#### [Work instructions]
Write out the entries verbatim and leave the images out of the copy.

[Data listing]
□ □ □ □ □

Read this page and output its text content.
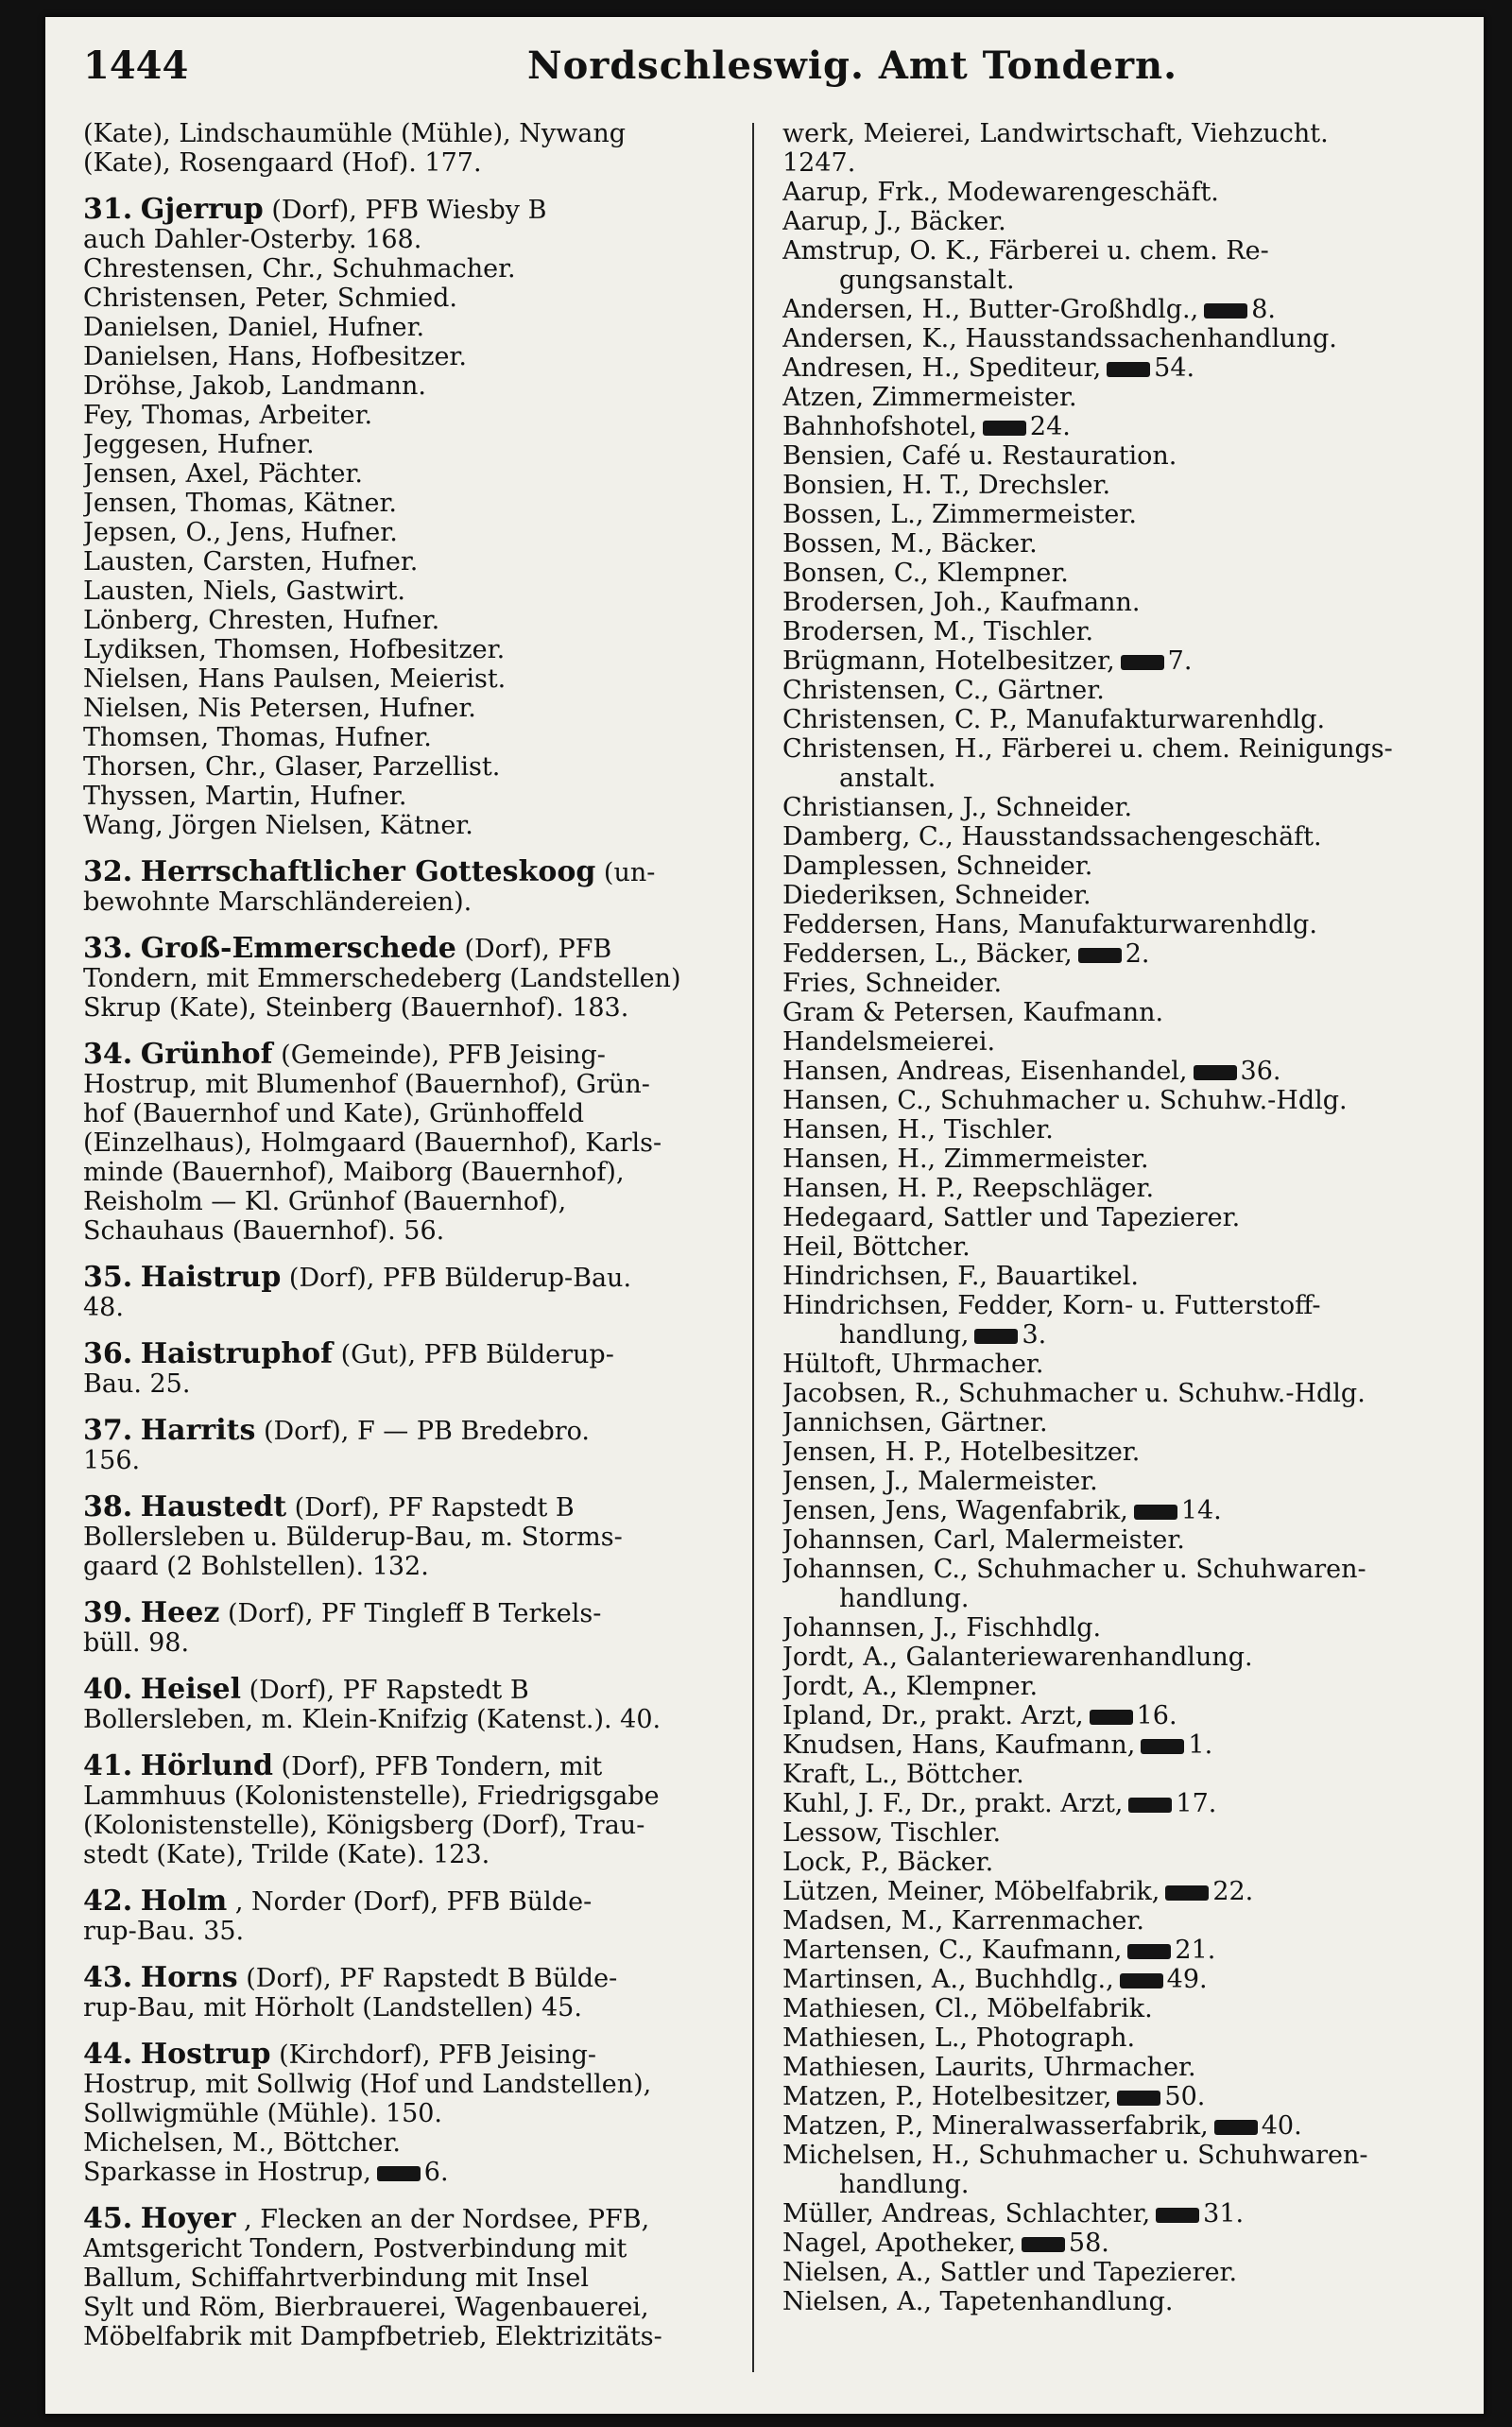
1444	Nordschleswig. Amt Tondern.
(Kate), Lindschaumühle (Mühle), Nywang
(Kate), Rosengaard (Hof). 177.
31. Gjerrup (Dorf), PFB Wiesby B
auch Dahler-Osterby. 168.
Chrestensen, Chr., Schuhmacher.
Christensen, Peter, Schmied.
Danielsen, Daniel, Hufner.
Danielsen, Hans, Hofbesitzer.
Dröhse, Jakob, Landmann.
Fey, Thomas, Arbeiter.
Jeggesen, Hufner.
Jensen, Axel, Pächter.
Jensen, Thomas, Kätner.
Jepsen, O., Jens, Hufner.
Lausten, Carsten, Hufner.
Lausten, Niels, Gastwirt.
Lönberg, Chresten, Hufner.
Lydiksen, Thomsen, Hofbesitzer.
Nielsen, Hans Paulsen, Meierist.
Nielsen, Nis Petersen, Hufner.
Thomsen, Thomas, Hufner.
Thorsen, Chr., Glaser, Parzellist.
Thyssen, Martin, Hufner.
Wang, Jörgen Nielsen, Kätner.
32. Herrschaftlicher Gotteskoog (un-
bewohnte Marschländereien).
33. Groß-Emmerschede (Dorf), PFB
Tondern, mit Emmerschedeberg (Landstellen)
Skrup (Kate), Steinberg (Bauernhof). 183.
34. Grünhof (Gemeinde), PFB Jeising-
Hostrup, mit Blumenhof (Bauernhof), Grün-
hof (Bauernhof und Kate), Grünhoffeld
(Einzelhaus), Holmgaard (Bauernhof), Karls-
minde (Bauernhof), Maiborg (Bauernhof),
Reisholm — Kl. Grünhof (Bauernhof),
Schauhaus (Bauernhof). 56.
35. Haistrup (Dorf), PFB Bülderup-Bau.
48.
36. Haistruphof (Gut), PFB Bülderup-
Bau. 25.
37. Harrits (Dorf), F — PB Bredebro.
156.
38. Haustedt (Dorf), PF Rapstedt B
Bollersleben u. Bülderup-Bau, m. Storms-
gaard (2 Bohlstellen). 132.
39. Heez (Dorf), PF Tingleff B Terkels-
büll. 98.
40. Heisel (Dorf), PF Rapstedt B
Bollersleben, m. Klein-Knifzig (Katenst.). 40.
41. Hörlund (Dorf), PFB Tondern, mit
Lammhuus (Kolonistenstelle), Friedrigsgabe
(Kolonistenstelle), Königsberg (Dorf), Trau-
stedt (Kate), Trilde (Kate). 123.
42. Holm , Norder (Dorf), PFB Bülde-
rup-Bau. 35.
43. Horns (Dorf), PF Rapstedt B Bülde-
rup-Bau, mit Hörholt (Landstellen) 45.
44. Hostrup (Kirchdorf), PFB Jeising-
Hostrup, mit Sollwig (Hof und Landstellen),
Sollwigmühle (Mühle). 150.
Michelsen, M., Böttcher.
Sparkasse in Hostrup, 6.
45. Hoyer , Flecken an der Nordsee, PFB,
Amtsgericht Tondern, Postverbindung mit
Ballum, Schiffahrtverbindung mit Insel
Sylt und Röm, Bierbrauerei, Wagenbauerei,
Möbelfabrik mit Dampfbetrieb, Elektrizitäts-
werk, Meierei, Landwirtschaft, Viehzucht.
1247.
Aarup, Frk., Modewarengeschäft.
Aarup, J., Bäcker.
Amstrup, O. K., Färberei u. chem. Re-
gungsanstalt.
Andersen, H., Butter-Großhdlg., 8.
Andersen, K., Hausstandssachenhandlung.
Andresen, H., Spediteur, 54.
Atzen, Zimmermeister.
Bahnhofshotel, 24.
Bensien, Café u. Restauration.
Bonsien, H. T., Drechsler.
Bossen, L., Zimmermeister.
Bossen, M., Bäcker.
Bonsen, C., Klempner.
Brodersen, Joh., Kaufmann.
Brodersen, M., Tischler.
Brügmann, Hotelbesitzer, 7.
Christensen, C., Gärtner.
Christensen, C. P., Manufakturwarenhdlg.
Christensen, H., Färberei u. chem. Reinigungs-
anstalt.
Christiansen, J., Schneider.
Damberg, C., Hausstandssachengeschäft.
Damplessen, Schneider.
Diederiksen, Schneider.
Feddersen, Hans, Manufakturwarenhdlg.
Feddersen, L., Bäcker, 2.
Fries, Schneider.
Gram & Petersen, Kaufmann.
Handelsmeierei.
Hansen, Andreas, Eisenhandel, 36.
Hansen, C., Schuhmacher u. Schuhw.-Hdlg.
Hansen, H., Tischler.
Hansen, H., Zimmermeister.
Hansen, H. P., Reepschläger.
Hedegaard, Sattler und Tapezierer.
Heil, Böttcher.
Hindrichsen, F., Bauartikel.
Hindrichsen, Fedder, Korn- u. Futterstoff-
handlung, 3.
Hültoft, Uhrmacher.
Jacobsen, R., Schuhmacher u. Schuhw.-Hdlg.
Jannichsen, Gärtner.
Jensen, H. P., Hotelbesitzer.
Jensen, J., Malermeister.
Jensen, Jens, Wagenfabrik, 14.
Johannsen, Carl, Malermeister.
Johannsen, C., Schuhmacher u. Schuhwaren-
handlung.
Johannsen, J., Fischhdlg.
Jordt, A., Galanteriewarenhandlung.
Jordt, A., Klempner.
Ipland, Dr., prakt. Arzt, 16.
Knudsen, Hans, Kaufmann, 1.
Kraft, L., Böttcher.
Kuhl, J. F., Dr., prakt. Arzt, 17.
Lessow, Tischler.
Lock, P., Bäcker.
Lützen, Meiner, Möbelfabrik, 22.
Madsen, M., Karrenmacher.
Martensen, C., Kaufmann, 21.
Martinsen, A., Buchhdlg., 49.
Mathiesen, Cl., Möbelfabrik.
Mathiesen, L., Photograph.
Mathiesen, Laurits, Uhrmacher.
Matzen, P., Hotelbesitzer, 50.
Matzen, P., Mineralwasserfabrik, 40.
Michelsen, H., Schuhmacher u. Schuhwaren-
handlung.
Müller, Andreas, Schlachter, 31.
Nagel, Apotheker, 58.
Nielsen, A., Sattler und Tapezierer.
Nielsen, A., Tapetenhandlung.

□ □ □ □ □

#### [Response for this exercise]
Read this page and output its text content.
1444	Nordschleswig. Amt Tondern.
(Kate), Lindschaumühle (Mühle), Nywang
(Kate), Rosengaard (Hof). 177.
31. Gjerrup (Dorf), PFB Wiesby B
auch Dahler-Osterby. 168.
Chrestensen, Chr., Schuhmacher.
Christensen, Peter, Schmied.
Danielsen, Daniel, Hufner.
Danielsen, Hans, Hofbesitzer.
Dröhse, Jakob, Landmann.
Fey, Thomas, Arbeiter.
Jeggesen, Hufner.
Jensen, Axel, Pächter.
Jensen, Thomas, Kätner.
Jepsen, O., Jens, Hufner.
Lausten, Carsten, Hufner.
Lausten, Niels, Gastwirt.
Lönberg, Chresten, Hufner.
Lydiksen, Thomsen, Hofbesitzer.
Nielsen, Hans Paulsen, Meierist.
Nielsen, Nis Petersen, Hufner.
Thomsen, Thomas, Hufner.
Thorsen, Chr., Glaser, Parzellist.
Thyssen, Martin, Hufner.
Wang, Jörgen Nielsen, Kätner.
32. Herrschaftlicher Gotteskoog (un-
bewohnte Marschländereien).
33. Groß-Emmerschede (Dorf), PFB
Tondern, mit Emmerschedeberg (Landstellen)
Skrup (Kate), Steinberg (Bauernhof). 183.
34. Grünhof (Gemeinde), PFB Jeising-
Hostrup, mit Blumenhof (Bauernhof), Grün-
hof (Bauernhof und Kate), Grünhoffeld
(Einzelhaus), Holmgaard (Bauernhof), Karls-
minde (Bauernhof), Maiborg (Bauernhof),
Reisholm — Kl. Grünhof (Bauernhof),
Schauhaus (Bauernhof). 56.
35. Haistrup (Dorf), PFB Bülderup-Bau.
48.
36. Haistruphof (Gut), PFB Bülderup-
Bau. 25.
37. Harrits (Dorf), F — PB Bredebro.
156.
38. Haustedt (Dorf), PF Rapstedt B
Bollersleben u. Bülderup-Bau, m. Storms-
gaard (2 Bohlstellen). 132.
39. Heez (Dorf), PF Tingleff B Terkels-
büll. 98.
40. Heisel (Dorf), PF Rapstedt B
Bollersleben, m. Klein-Knifzig (Katenst.). 40.
41. Hörlund (Dorf), PFB Tondern, mit
Lammhuus (Kolonistenstelle), Friedrigsgabe
(Kolonistenstelle), Königsberg (Dorf), Trau-
stedt (Kate), Trilde (Kate). 123.
42. Holm , Norder (Dorf), PFB Bülde-
rup-Bau. 35.
43. Horns (Dorf), PF Rapstedt B Bülde-
rup-Bau, mit Hörholt (Landstellen) 45.
44. Hostrup (Kirchdorf), PFB Jeising-
Hostrup, mit Sollwig (Hof und Landstellen),
Sollwigmühle (Mühle). 150.
Michelsen, M., Böttcher.
Sparkasse in Hostrup, 6.
45. Hoyer , Flecken an der Nordsee, PFB,
Amtsgericht Tondern, Postverbindung mit
Ballum, Schiffahrtverbindung mit Insel
Sylt und Röm, Bierbrauerei, Wagenbauerei,
Möbelfabrik mit Dampfbetrieb, Elektrizitäts-
werk, Meierei, Landwirtschaft, Viehzucht.
1247.
Aarup, Frk., Modewarengeschäft.
Aarup, J., Bäcker.
Amstrup, O. K., Färberei u. chem. Re-
gungsanstalt.
Andersen, H., Butter-Großhdlg., 8.
Andersen, K., Hausstandssachenhandlung.
Andresen, H., Spediteur, 54.
Atzen, Zimmermeister.
Bahnhofshotel, 24.
Bensien, Café u. Restauration.
Bonsien, H. T., Drechsler.
Bossen, L., Zimmermeister.
Bossen, M., Bäcker.
Bonsen, C., Klempner.
Brodersen, Joh., Kaufmann.
Brodersen, M., Tischler.
Brügmann, Hotelbesitzer, 7.
Christensen, C., Gärtner.
Christensen, C. P., Manufakturwarenhdlg.
Christensen, H., Färberei u. chem. Reinigungs-
anstalt.
Christiansen, J., Schneider.
Damberg, C., Hausstandssachengeschäft.
Damplessen, Schneider.
Diederiksen, Schneider.
Feddersen, Hans, Manufakturwarenhdlg.
Feddersen, L., Bäcker, 2.
Fries, Schneider.
Gram & Petersen, Kaufmann.
Handelsmeierei.
Hansen, Andreas, Eisenhandel, 36.
Hansen, C., Schuhmacher u. Schuhw.-Hdlg.
Hansen, H., Tischler.
Hansen, H., Zimmermeister.
Hansen, H. P., Reepschläger.
Hedegaard, Sattler und Tapezierer.
Heil, Böttcher.
Hindrichsen, F., Bauartikel.
Hindrichsen, Fedder, Korn- u. Futterstoff-
handlung, 3.
Hültoft, Uhrmacher.
Jacobsen, R., Schuhmacher u. Schuhw.-Hdlg.
Jannichsen, Gärtner.
Jensen, H. P., Hotelbesitzer.
Jensen, J., Malermeister.
Jensen, Jens, Wagenfabrik, 14.
Johannsen, Carl, Malermeister.
Johannsen, C., Schuhmacher u. Schuhwaren-
handlung.
Johannsen, J., Fischhdlg.
Jordt, A., Galanteriewarenhandlung.
Jordt, A., Klempner.
Ipland, Dr., prakt. Arzt, 16.
Knudsen, Hans, Kaufmann, 1.
Kraft, L., Böttcher.
Kuhl, J. F., Dr., prakt. Arzt, 17.
Lessow, Tischler.
Lock, P., Bäcker.
Lützen, Meiner, Möbelfabrik, 22.
Madsen, M., Karrenmacher.
Martensen, C., Kaufmann, 21.
Martinsen, A., Buchhdlg., 49.
Mathiesen, Cl., Möbelfabrik.
Mathiesen, L., Photograph.
Mathiesen, Laurits, Uhrmacher.
Matzen, P., Hotelbesitzer, 50.
Matzen, P., Mineralwasserfabrik, 40.
Michelsen, H., Schuhmacher u. Schuhwaren-
handlung.
Müller, Andreas, Schlachter, 31.
Nagel, Apotheker, 58.
Nielsen, A., Sattler und Tapezierer.
Nielsen, A., Tapetenhandlung.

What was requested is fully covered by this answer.